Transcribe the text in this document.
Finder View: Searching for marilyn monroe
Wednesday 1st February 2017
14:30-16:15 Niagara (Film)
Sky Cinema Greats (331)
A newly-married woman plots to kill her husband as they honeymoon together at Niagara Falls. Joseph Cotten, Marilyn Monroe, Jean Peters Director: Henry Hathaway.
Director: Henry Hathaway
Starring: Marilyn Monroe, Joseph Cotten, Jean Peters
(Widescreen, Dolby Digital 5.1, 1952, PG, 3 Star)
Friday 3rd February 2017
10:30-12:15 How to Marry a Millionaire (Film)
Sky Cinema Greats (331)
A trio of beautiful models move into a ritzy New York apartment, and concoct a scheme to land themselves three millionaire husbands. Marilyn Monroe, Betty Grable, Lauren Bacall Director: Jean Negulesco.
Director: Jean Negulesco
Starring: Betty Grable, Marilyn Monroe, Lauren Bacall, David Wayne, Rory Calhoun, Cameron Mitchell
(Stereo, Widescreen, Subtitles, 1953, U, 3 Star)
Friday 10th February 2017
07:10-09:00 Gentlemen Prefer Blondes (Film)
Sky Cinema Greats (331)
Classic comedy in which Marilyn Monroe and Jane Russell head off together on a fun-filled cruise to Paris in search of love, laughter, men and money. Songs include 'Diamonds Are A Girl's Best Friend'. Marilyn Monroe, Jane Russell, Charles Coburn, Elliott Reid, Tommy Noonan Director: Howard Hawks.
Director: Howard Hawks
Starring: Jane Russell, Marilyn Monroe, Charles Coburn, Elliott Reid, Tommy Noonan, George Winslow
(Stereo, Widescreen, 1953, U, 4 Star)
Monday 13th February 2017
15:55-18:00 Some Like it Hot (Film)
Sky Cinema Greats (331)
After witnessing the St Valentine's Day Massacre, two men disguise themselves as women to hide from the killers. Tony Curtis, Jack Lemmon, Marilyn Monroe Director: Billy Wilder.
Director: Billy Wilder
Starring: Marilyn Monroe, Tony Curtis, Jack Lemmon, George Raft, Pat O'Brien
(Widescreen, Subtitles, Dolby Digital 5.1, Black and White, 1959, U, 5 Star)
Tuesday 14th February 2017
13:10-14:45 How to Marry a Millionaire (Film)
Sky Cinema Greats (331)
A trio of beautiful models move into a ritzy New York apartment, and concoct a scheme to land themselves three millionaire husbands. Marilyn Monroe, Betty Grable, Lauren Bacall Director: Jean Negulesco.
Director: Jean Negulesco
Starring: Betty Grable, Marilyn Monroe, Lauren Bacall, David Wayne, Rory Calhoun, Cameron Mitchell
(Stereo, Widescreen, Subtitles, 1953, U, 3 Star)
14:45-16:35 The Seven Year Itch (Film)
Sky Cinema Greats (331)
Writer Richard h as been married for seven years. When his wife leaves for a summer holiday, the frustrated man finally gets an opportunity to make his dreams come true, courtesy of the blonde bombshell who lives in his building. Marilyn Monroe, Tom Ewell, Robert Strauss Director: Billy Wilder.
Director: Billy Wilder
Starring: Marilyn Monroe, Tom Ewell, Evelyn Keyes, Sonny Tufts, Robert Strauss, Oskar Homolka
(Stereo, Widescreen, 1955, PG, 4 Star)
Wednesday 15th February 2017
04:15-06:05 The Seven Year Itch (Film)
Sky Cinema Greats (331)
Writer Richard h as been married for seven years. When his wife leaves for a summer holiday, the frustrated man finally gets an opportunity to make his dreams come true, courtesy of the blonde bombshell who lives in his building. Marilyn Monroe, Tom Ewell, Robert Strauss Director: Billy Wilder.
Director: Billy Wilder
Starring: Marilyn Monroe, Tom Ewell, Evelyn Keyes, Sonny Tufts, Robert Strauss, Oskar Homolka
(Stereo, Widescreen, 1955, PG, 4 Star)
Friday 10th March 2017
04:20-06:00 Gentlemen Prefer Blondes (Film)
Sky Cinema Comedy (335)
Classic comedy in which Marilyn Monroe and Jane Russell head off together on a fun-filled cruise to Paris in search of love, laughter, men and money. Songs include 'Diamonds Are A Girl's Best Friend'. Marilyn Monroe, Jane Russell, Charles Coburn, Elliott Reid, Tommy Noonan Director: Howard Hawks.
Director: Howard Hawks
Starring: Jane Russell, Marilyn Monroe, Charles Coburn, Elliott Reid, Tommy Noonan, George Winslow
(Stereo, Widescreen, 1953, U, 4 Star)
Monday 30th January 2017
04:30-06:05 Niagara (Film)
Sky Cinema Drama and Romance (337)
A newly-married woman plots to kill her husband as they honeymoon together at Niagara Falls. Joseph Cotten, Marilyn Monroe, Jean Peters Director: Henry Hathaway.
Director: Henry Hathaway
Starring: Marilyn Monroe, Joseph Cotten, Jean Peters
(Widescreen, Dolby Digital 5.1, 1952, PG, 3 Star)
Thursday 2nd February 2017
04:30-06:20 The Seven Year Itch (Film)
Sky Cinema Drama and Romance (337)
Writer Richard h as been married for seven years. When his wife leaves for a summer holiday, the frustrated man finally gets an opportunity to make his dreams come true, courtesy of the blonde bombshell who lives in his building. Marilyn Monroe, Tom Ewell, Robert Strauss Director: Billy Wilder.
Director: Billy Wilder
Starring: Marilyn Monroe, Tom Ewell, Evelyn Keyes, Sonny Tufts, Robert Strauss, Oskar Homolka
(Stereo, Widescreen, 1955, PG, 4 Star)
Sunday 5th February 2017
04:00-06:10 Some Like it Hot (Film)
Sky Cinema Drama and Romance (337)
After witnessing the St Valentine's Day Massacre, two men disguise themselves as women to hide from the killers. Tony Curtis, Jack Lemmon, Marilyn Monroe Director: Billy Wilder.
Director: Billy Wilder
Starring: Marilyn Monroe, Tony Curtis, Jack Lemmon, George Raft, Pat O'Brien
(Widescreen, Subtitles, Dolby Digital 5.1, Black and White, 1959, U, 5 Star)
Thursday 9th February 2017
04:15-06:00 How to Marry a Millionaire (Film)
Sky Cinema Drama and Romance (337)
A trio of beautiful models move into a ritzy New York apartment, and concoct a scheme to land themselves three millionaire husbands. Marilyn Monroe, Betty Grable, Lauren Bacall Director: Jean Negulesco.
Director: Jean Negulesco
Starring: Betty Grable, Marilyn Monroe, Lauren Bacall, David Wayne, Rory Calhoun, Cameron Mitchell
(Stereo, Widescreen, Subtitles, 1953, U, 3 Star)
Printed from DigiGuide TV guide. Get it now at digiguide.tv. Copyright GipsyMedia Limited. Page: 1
- - - -
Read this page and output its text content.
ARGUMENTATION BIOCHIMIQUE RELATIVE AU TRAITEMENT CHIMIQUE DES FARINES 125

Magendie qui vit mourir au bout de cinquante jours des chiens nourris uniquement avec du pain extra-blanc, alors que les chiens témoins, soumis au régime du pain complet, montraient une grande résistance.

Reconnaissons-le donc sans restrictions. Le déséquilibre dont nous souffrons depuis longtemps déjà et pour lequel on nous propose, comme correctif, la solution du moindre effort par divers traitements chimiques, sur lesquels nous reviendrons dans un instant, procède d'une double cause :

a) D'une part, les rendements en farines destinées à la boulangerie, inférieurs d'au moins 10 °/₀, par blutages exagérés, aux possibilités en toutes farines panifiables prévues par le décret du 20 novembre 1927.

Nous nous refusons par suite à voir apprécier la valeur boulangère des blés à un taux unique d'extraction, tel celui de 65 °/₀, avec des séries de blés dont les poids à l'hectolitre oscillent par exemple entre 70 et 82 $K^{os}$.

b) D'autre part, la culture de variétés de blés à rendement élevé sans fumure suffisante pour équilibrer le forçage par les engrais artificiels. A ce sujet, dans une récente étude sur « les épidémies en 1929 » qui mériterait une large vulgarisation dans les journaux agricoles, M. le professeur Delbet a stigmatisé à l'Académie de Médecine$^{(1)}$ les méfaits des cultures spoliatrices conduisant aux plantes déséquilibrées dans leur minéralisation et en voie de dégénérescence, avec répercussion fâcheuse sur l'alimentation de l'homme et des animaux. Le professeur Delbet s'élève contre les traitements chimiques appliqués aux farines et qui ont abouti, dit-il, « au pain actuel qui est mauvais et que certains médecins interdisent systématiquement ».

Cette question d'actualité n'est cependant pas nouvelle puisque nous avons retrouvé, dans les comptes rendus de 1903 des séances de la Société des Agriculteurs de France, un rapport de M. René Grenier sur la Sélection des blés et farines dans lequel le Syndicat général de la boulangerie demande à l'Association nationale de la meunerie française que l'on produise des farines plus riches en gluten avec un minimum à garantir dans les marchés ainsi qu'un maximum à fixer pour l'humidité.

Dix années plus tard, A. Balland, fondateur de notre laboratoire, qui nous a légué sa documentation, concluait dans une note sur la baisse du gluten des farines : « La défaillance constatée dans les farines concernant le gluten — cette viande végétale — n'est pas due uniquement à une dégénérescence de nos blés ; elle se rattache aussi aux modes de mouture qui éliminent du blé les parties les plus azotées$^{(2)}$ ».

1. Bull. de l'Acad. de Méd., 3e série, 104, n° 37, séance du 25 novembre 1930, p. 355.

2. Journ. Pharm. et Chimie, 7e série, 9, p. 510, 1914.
- - - -
WHAT IS REQUIRED>
Find how many lines include the string "Gentlemen" and report that number alone.

EXPECTED ANSWER>
2